:: WORK REQUIRED ::
Your task is to locate every line holding the string "this" and to copy each of them.

:: RECORDS FOR PROCESSING ::
※

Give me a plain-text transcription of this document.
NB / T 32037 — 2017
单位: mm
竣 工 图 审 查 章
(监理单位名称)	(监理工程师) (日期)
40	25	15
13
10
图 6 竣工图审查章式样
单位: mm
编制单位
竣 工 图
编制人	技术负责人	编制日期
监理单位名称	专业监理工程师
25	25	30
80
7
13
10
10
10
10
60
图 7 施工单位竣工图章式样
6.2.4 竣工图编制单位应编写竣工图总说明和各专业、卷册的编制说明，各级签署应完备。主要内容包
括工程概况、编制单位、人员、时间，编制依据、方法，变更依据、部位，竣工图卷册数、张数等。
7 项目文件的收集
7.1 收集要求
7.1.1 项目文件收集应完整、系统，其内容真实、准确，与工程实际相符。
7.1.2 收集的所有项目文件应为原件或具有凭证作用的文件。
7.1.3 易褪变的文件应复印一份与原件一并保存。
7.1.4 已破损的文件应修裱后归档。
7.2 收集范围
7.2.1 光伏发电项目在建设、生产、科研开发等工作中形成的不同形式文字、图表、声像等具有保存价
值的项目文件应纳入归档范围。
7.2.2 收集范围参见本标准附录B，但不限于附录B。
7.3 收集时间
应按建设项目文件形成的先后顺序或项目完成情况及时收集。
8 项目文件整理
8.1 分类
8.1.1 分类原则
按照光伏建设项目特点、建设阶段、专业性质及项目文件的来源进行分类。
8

※

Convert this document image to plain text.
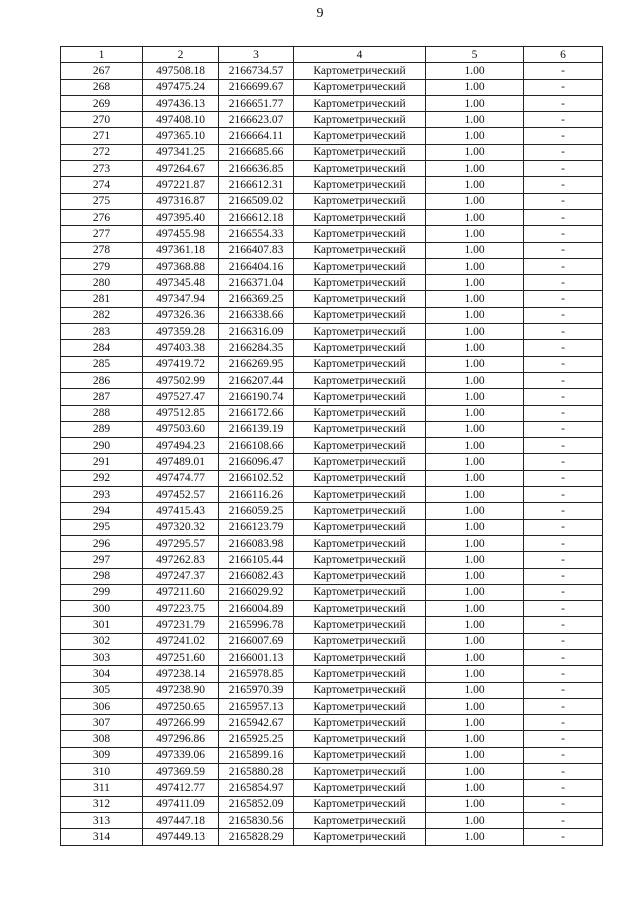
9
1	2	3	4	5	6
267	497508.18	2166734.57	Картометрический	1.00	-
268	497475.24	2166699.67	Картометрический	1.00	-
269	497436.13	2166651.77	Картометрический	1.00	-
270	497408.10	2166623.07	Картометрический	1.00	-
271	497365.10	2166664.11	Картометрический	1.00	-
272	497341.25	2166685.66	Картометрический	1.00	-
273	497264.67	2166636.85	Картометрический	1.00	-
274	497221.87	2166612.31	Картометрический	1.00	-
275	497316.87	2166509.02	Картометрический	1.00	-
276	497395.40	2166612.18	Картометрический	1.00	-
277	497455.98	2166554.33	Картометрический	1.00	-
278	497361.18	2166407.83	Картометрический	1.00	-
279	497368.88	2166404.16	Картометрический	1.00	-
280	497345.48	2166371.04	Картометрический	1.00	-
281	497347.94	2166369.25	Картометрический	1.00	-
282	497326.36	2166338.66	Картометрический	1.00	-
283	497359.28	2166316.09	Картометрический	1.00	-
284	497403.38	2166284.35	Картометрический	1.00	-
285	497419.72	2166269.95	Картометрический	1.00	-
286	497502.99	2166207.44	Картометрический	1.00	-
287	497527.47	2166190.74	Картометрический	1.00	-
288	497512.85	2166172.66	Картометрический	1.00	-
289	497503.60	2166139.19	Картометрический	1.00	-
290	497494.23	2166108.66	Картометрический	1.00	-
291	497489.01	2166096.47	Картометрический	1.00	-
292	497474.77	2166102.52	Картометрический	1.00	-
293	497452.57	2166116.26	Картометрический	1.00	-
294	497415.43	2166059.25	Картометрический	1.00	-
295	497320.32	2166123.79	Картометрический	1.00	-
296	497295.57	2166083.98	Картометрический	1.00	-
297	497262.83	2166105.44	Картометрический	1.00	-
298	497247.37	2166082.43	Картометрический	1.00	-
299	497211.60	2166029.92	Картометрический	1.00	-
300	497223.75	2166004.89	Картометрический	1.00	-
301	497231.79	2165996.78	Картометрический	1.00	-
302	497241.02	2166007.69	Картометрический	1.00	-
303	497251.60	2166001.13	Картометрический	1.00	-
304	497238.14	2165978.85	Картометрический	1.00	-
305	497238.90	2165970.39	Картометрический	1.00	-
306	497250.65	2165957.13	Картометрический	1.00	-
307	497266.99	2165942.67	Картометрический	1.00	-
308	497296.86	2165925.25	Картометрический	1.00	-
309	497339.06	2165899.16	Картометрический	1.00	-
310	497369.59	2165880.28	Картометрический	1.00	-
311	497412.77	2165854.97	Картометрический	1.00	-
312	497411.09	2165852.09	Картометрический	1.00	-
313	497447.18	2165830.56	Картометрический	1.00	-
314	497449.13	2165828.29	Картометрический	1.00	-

※

:: EXERCISE OUTPUT ::
Give me a plain-text transcription of this document.
Convert this document image to plain text.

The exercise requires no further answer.